**Problem to solve**
Your task is to output the data exactly as it stands.

>> begin

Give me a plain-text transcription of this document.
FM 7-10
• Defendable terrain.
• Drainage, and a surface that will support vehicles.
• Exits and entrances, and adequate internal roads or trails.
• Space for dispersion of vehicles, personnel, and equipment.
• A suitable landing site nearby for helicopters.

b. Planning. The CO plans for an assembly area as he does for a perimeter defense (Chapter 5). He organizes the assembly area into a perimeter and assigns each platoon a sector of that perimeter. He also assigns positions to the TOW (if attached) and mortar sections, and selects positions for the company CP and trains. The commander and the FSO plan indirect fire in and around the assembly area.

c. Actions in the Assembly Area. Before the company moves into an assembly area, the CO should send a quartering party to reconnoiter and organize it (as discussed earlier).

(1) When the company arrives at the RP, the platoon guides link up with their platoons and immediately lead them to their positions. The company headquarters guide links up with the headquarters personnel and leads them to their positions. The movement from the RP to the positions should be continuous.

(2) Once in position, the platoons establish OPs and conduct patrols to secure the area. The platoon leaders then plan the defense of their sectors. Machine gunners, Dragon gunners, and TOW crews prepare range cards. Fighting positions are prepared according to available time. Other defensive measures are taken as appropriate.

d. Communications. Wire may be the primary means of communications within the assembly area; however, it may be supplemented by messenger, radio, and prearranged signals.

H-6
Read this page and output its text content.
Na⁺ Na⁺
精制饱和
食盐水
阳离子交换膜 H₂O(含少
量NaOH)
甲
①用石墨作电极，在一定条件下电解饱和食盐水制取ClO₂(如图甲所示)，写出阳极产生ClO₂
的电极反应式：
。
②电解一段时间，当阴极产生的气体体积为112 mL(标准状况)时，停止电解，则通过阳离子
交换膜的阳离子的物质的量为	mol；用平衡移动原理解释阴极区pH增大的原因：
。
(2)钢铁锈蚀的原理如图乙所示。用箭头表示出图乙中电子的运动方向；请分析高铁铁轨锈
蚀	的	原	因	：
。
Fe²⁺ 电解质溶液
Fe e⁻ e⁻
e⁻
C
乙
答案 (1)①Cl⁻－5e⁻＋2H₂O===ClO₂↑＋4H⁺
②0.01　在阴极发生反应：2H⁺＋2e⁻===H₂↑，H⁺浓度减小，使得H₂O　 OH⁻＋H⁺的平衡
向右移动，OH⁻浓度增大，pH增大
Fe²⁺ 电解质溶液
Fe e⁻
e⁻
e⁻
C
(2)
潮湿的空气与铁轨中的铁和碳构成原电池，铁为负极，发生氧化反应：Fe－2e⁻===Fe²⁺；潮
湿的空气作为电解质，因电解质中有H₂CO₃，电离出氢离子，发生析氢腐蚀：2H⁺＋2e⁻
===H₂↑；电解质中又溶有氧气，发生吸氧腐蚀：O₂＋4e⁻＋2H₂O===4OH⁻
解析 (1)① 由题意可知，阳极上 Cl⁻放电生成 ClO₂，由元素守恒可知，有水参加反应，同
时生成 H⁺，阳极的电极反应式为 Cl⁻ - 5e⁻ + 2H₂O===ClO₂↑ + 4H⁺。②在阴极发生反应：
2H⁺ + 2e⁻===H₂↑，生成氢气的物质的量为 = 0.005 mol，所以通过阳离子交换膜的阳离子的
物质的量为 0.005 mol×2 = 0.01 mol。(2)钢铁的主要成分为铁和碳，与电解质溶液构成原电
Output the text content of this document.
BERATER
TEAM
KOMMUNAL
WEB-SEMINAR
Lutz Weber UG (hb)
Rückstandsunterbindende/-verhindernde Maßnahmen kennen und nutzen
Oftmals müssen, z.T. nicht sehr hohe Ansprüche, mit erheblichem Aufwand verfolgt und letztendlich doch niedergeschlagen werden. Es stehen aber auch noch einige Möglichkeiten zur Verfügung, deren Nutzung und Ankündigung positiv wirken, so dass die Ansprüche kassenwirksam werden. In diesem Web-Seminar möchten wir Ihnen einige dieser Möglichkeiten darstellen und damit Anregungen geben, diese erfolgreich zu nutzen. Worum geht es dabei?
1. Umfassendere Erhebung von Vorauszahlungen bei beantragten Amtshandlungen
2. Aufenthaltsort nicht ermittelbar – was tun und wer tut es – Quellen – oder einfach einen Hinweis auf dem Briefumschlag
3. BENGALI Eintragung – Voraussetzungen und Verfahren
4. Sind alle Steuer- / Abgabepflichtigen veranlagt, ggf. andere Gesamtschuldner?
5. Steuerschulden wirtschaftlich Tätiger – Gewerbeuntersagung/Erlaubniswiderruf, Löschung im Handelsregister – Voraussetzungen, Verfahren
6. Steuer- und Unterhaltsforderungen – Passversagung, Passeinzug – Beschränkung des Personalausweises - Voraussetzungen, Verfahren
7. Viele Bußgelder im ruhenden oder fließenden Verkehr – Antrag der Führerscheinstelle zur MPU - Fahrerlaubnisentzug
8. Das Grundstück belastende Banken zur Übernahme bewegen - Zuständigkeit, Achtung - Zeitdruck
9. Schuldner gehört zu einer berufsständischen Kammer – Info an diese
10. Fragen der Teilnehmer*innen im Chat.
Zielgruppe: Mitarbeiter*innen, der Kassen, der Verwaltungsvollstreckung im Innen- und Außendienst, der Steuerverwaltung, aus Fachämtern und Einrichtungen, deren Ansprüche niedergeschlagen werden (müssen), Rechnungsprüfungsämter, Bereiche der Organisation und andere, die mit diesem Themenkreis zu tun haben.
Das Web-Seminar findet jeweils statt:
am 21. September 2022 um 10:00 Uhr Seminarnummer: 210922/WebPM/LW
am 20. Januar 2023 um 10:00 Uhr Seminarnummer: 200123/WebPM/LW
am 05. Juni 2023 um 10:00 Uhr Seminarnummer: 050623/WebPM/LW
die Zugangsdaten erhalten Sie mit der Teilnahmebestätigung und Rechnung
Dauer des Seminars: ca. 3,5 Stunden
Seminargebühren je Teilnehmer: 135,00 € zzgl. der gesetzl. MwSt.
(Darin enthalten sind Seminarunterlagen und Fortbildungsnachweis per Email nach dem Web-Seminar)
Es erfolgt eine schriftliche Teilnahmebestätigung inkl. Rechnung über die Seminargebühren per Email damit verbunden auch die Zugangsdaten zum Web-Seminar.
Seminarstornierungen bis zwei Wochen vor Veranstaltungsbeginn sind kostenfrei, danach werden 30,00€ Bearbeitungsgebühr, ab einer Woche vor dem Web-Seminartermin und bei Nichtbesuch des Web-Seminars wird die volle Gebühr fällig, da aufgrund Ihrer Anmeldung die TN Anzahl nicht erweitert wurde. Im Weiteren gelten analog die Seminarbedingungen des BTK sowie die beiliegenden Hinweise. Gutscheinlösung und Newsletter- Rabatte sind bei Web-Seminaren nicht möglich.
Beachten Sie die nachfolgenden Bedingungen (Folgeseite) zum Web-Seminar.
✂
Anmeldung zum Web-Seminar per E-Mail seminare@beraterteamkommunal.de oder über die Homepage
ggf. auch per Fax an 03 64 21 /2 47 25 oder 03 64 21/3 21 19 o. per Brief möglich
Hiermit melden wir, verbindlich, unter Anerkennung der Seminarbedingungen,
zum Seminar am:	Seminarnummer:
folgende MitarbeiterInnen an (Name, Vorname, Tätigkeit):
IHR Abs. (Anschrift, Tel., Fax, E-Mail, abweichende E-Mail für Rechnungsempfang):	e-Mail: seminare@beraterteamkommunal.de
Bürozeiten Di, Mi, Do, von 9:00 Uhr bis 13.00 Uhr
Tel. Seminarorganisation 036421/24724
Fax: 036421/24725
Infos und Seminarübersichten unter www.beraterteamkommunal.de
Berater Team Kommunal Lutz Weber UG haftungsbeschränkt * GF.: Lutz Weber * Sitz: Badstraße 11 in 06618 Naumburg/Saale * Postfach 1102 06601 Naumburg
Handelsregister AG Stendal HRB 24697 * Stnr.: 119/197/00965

>> end

**Reply to the task**
Give me a plain-text transcription of this document.
FM 7-10
• Defendable terrain.
• Drainage, and a surface that will support vehicles.
• Exits and entrances, and adequate internal roads or trails.
• Space for dispersion of vehicles, personnel, and equipment.
• A suitable landing site nearby for helicopters.

b. Planning. The CO plans for an assembly area as he does for a perimeter defense (Chapter 5). He organizes the assembly area into a perimeter and assigns each platoon a sector of that perimeter. He also assigns positions to the TOW (if attached) and mortar sections, and selects positions for the company CP and trains. The commander and the FSO plan indirect fire in and around the assembly area.

c. Actions in the Assembly Area. Before the company moves into an assembly area, the CO should send a quartering party to reconnoiter and organize it (as discussed earlier).

(1) When the company arrives at the RP, the platoon guides link up with their platoons and immediately lead them to their positions. The company headquarters guide links up with the headquarters personnel and leads them to their positions. The movement from the RP to the positions should be continuous.

(2) Once in position, the platoons establish OPs and conduct patrols to secure the area. The platoon leaders then plan the defense of their sectors. Machine gunners, Dragon gunners, and TOW crews prepare range cards. Fighting positions are prepared according to available time. Other defensive measures are taken as appropriate.

d. Communications. Wire may be the primary means of communications within the assembly area; however, it may be supplemented by messenger, radio, and prearranged signals.

H-6
Read this page and output its text content.
Na⁺ Na⁺
精制饱和
食盐水
阳离子交换膜 H₂O(含少
量NaOH)
甲
①用石墨作电极，在一定条件下电解饱和食盐水制取ClO₂(如图甲所示)，写出阳极产生ClO₂
的电极反应式：
。
②电解一段时间，当阴极产生的气体体积为112 mL(标准状况)时，停止电解，则通过阳离子
交换膜的阳离子的物质的量为	mol；用平衡移动原理解释阴极区pH增大的原因：
。
(2)钢铁锈蚀的原理如图乙所示。用箭头表示出图乙中电子的运动方向；请分析高铁铁轨锈
蚀	的	原	因	：
。
Fe²⁺ 电解质溶液
Fe e⁻ e⁻
e⁻
C
乙
答案 (1)①Cl⁻－5e⁻＋2H₂O===ClO₂↑＋4H⁺
②0.01　在阴极发生反应：2H⁺＋2e⁻===H₂↑，H⁺浓度减小，使得H₂O　 OH⁻＋H⁺的平衡
向右移动，OH⁻浓度增大，pH增大
Fe²⁺ 电解质溶液
Fe e⁻
e⁻
e⁻
C
(2)
潮湿的空气与铁轨中的铁和碳构成原电池，铁为负极，发生氧化反应：Fe－2e⁻===Fe²⁺；潮
湿的空气作为电解质，因电解质中有H₂CO₃，电离出氢离子，发生析氢腐蚀：2H⁺＋2e⁻
===H₂↑；电解质中又溶有氧气，发生吸氧腐蚀：O₂＋4e⁻＋2H₂O===4OH⁻
解析 (1)① 由题意可知，阳极上 Cl⁻放电生成 ClO₂，由元素守恒可知，有水参加反应，同
时生成 H⁺，阳极的电极反应式为 Cl⁻ - 5e⁻ + 2H₂O===ClO₂↑ + 4H⁺。②在阴极发生反应：
2H⁺ + 2e⁻===H₂↑，生成氢气的物质的量为 = 0.005 mol，所以通过阳离子交换膜的阳离子的
物质的量为 0.005 mol×2 = 0.01 mol。(2)钢铁的主要成分为铁和碳，与电解质溶液构成原电
Output the text content of this document.
BERATER
TEAM
KOMMUNAL
WEB-SEMINAR
Lutz Weber UG (hb)
Rückstandsunterbindende/-verhindernde Maßnahmen kennen und nutzen
Oftmals müssen, z.T. nicht sehr hohe Ansprüche, mit erheblichem Aufwand verfolgt und letztendlich doch niedergeschlagen werden. Es stehen aber auch noch einige Möglichkeiten zur Verfügung, deren Nutzung und Ankündigung positiv wirken, so dass die Ansprüche kassenwirksam werden. In diesem Web-Seminar möchten wir Ihnen einige dieser Möglichkeiten darstellen und damit Anregungen geben, diese erfolgreich zu nutzen. Worum geht es dabei?
1. Umfassendere Erhebung von Vorauszahlungen bei beantragten Amtshandlungen
2. Aufenthaltsort nicht ermittelbar – was tun und wer tut es – Quellen – oder einfach einen Hinweis auf dem Briefumschlag
3. BENGALI Eintragung – Voraussetzungen und Verfahren
4. Sind alle Steuer- / Abgabepflichtigen veranlagt, ggf. andere Gesamtschuldner?
5. Steuerschulden wirtschaftlich Tätiger – Gewerbeuntersagung/Erlaubniswiderruf, Löschung im Handelsregister – Voraussetzungen, Verfahren
6. Steuer- und Unterhaltsforderungen – Passversagung, Passeinzug – Beschränkung des Personalausweises - Voraussetzungen, Verfahren
7. Viele Bußgelder im ruhenden oder fließenden Verkehr – Antrag der Führerscheinstelle zur MPU - Fahrerlaubnisentzug
8. Das Grundstück belastende Banken zur Übernahme bewegen - Zuständigkeit, Achtung - Zeitdruck
9. Schuldner gehört zu einer berufsständischen Kammer – Info an diese
10. Fragen der Teilnehmer*innen im Chat.
Zielgruppe: Mitarbeiter*innen, der Kassen, der Verwaltungsvollstreckung im Innen- und Außendienst, der Steuerverwaltung, aus Fachämtern und Einrichtungen, deren Ansprüche niedergeschlagen werden (müssen), Rechnungsprüfungsämter, Bereiche der Organisation und andere, die mit diesem Themenkreis zu tun haben.
Das Web-Seminar findet jeweils statt:
am 21. September 2022 um 10:00 Uhr Seminarnummer: 210922/WebPM/LW
am 20. Januar 2023 um 10:00 Uhr Seminarnummer: 200123/WebPM/LW
am 05. Juni 2023 um 10:00 Uhr Seminarnummer: 050623/WebPM/LW
die Zugangsdaten erhalten Sie mit der Teilnahmebestätigung und Rechnung
Dauer des Seminars: ca. 3,5 Stunden
Seminargebühren je Teilnehmer: 135,00 € zzgl. der gesetzl. MwSt.
(Darin enthalten sind Seminarunterlagen und Fortbildungsnachweis per Email nach dem Web-Seminar)
Es erfolgt eine schriftliche Teilnahmebestätigung inkl. Rechnung über die Seminargebühren per Email damit verbunden auch die Zugangsdaten zum Web-Seminar.
Seminarstornierungen bis zwei Wochen vor Veranstaltungsbeginn sind kostenfrei, danach werden 30,00€ Bearbeitungsgebühr, ab einer Woche vor dem Web-Seminartermin und bei Nichtbesuch des Web-Seminars wird die volle Gebühr fällig, da aufgrund Ihrer Anmeldung die TN Anzahl nicht erweitert wurde. Im Weiteren gelten analog die Seminarbedingungen des BTK sowie die beiliegenden Hinweise. Gutscheinlösung und Newsletter- Rabatte sind bei Web-Seminaren nicht möglich.
Beachten Sie die nachfolgenden Bedingungen (Folgeseite) zum Web-Seminar.
✂
Anmeldung zum Web-Seminar per E-Mail seminare@beraterteamkommunal.de oder über die Homepage
ggf. auch per Fax an 03 64 21 /2 47 25 oder 03 64 21/3 21 19 o. per Brief möglich
Hiermit melden wir, verbindlich, unter Anerkennung der Seminarbedingungen,
zum Seminar am:	Seminarnummer:
folgende MitarbeiterInnen an (Name, Vorname, Tätigkeit):
IHR Abs. (Anschrift, Tel., Fax, E-Mail, abweichende E-Mail für Rechnungsempfang):	e-Mail: seminare@beraterteamkommunal.de
Bürozeiten Di, Mi, Do, von 9:00 Uhr bis 13.00 Uhr
Tel. Seminarorganisation 036421/24724
Fax: 036421/24725
Infos und Seminarübersichten unter www.beraterteamkommunal.de
Berater Team Kommunal Lutz Weber UG haftungsbeschränkt * GF.: Lutz Weber * Sitz: Badstraße 11 in 06618 Naumburg/Saale * Postfach 1102 06601 Naumburg
Handelsregister AG Stendal HRB 24697 * Stnr.: 119/197/00965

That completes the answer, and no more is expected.